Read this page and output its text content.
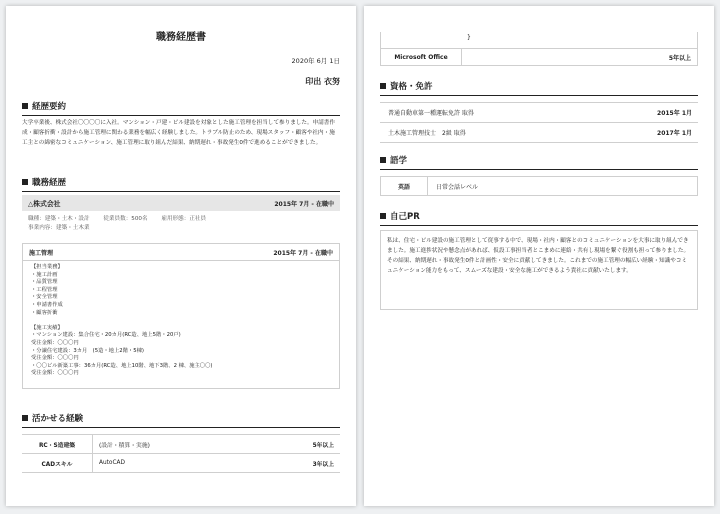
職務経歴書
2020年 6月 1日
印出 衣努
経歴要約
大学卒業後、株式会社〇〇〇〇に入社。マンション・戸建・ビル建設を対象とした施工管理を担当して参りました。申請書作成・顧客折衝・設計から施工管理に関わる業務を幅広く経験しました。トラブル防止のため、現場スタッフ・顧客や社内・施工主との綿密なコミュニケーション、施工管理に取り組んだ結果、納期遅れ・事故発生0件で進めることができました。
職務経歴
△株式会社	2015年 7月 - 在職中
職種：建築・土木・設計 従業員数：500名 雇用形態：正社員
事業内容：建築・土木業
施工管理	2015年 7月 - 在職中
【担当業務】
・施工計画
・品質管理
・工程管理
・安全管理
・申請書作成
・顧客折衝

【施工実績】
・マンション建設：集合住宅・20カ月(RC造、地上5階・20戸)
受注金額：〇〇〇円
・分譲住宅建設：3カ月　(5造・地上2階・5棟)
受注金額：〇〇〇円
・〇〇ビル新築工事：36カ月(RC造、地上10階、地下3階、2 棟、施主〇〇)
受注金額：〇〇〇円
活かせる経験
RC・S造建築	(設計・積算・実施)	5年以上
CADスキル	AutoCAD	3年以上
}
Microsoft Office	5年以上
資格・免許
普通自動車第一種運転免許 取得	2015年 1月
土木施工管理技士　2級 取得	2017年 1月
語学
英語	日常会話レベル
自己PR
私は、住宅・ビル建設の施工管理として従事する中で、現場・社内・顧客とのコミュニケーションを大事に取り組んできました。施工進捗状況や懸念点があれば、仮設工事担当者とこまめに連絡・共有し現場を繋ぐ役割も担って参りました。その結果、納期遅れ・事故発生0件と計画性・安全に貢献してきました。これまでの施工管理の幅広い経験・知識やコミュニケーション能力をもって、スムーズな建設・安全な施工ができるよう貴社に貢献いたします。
------------------------
◆ **INSTRUCTIONS FOR THE TASK**: Repeat each entry precisely as it appears. Leave the pictures out.

◆ **TASK RESPONSE**:
Read this page and output its text content.
職務経歴書
2020年 6月 1日
印出 衣努
経歴要約
大学卒業後、株式会社〇〇〇〇に入社。マンション・戸建・ビル建設を対象とした施工管理を担当して参りました。申請書作成・顧客折衝・設計から施工管理に関わる業務を幅広く経験しました。トラブル防止のため、現場スタッフ・顧客や社内・施工主との綿密なコミュニケーション、施工管理に取り組んだ結果、納期遅れ・事故発生0件で進めることができました。
職務経歴
△株式会社	2015年 7月 - 在職中
職種：建築・土木・設計 従業員数：500名 雇用形態：正社員
事業内容：建築・土木業
施工管理	2015年 7月 - 在職中
【担当業務】
・施工計画
・品質管理
・工程管理
・安全管理
・申請書作成
・顧客折衝

【施工実績】
・マンション建設：集合住宅・20カ月(RC造、地上5階・20戸)
受注金額：〇〇〇円
・分譲住宅建設：3カ月　(5造・地上2階・5棟)
受注金額：〇〇〇円
・〇〇ビル新築工事：36カ月(RC造、地上10階、地下3階、2 棟、施主〇〇)
受注金額：〇〇〇円
活かせる経験
RC・S造建築	(設計・積算・実施)	5年以上
CADスキル	AutoCAD	3年以上
}
Microsoft Office	5年以上
資格・免許
普通自動車第一種運転免許 取得	2015年 1月
土木施工管理技士　2級 取得	2017年 1月
語学
英語	日常会話レベル
自己PR
私は、住宅・ビル建設の施工管理として従事する中で、現場・社内・顧客とのコミュニケーションを大事に取り組んできました。施工進捗状況や懸念点があれば、仮設工事担当者とこまめに連絡・共有し現場を繋ぐ役割も担って参りました。その結果、納期遅れ・事故発生0件と計画性・安全に貢献してきました。これまでの施工管理の幅広い経験・知識やコミュニケーション能力をもって、スムーズな建設・安全な施工ができるよう貴社に貢献いたします。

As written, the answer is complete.